What follows is a block of records; restate each one word for word.

═══ Records to use

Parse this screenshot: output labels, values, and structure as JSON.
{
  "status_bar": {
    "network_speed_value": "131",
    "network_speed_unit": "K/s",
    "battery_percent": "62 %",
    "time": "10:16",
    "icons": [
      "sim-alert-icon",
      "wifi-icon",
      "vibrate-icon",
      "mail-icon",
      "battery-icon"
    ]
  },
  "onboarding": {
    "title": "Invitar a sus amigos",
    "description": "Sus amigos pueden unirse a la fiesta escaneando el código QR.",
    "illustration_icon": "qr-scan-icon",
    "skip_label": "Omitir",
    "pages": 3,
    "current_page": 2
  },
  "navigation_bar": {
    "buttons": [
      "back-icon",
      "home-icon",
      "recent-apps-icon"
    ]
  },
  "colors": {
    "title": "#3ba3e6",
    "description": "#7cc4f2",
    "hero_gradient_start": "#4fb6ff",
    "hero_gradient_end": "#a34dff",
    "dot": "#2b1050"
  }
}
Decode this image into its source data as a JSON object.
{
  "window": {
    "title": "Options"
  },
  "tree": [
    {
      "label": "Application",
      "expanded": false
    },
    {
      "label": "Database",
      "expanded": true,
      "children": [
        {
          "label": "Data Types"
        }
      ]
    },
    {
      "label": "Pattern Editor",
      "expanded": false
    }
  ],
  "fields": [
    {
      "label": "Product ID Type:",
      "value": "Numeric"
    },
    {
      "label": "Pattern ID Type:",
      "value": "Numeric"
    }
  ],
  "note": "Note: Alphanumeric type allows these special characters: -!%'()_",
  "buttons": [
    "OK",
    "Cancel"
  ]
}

══════

# Written response
Parse this screenshot: output labels, values, and structure as JSON.
{
  "status_bar": {
    "network_speed_value": "131",
    "network_speed_unit": "K/s",
    "battery_percent": "62 %",
    "time": "10:16",
    "icons": [
      "sim-alert-icon",
      "wifi-icon",
      "vibrate-icon",
      "mail-icon",
      "battery-icon"
    ]
  },
  "onboarding": {
    "title": "Invitar a sus amigos",
    "description": "Sus amigos pueden unirse a la fiesta escaneando el código QR.",
    "illustration_icon": "qr-scan-icon",
    "skip_label": "Omitir",
    "pages": 3,
    "current_page": 2
  },
  "navigation_bar": {
    "buttons": [
      "back-icon",
      "home-icon",
      "recent-apps-icon"
    ]
  },
  "colors": {
    "title": "#3ba3e6",
    "description": "#7cc4f2",
    "hero_gradient_start": "#4fb6ff",
    "hero_gradient_end": "#a34dff",
    "dot": "#2b1050"
  }
}
Decode this image into its source data as a JSON object.
{
  "window": {
    "title": "Options"
  },
  "tree": [
    {
      "label": "Application",
      "expanded": false
    },
    {
      "label": "Database",
      "expanded": true,
      "children": [
        {
          "label": "Data Types"
        }
      ]
    },
    {
      "label": "Pattern Editor",
      "expanded": false
    }
  ],
  "fields": [
    {
      "label": "Product ID Type:",
      "value": "Numeric"
    },
    {
      "label": "Pattern ID Type:",
      "value": "Numeric"
    }
  ],
  "note": "Note: Alphanumeric type allows these special characters: -!%'()_",
  "buttons": [
    "OK",
    "Cancel"
  ]
}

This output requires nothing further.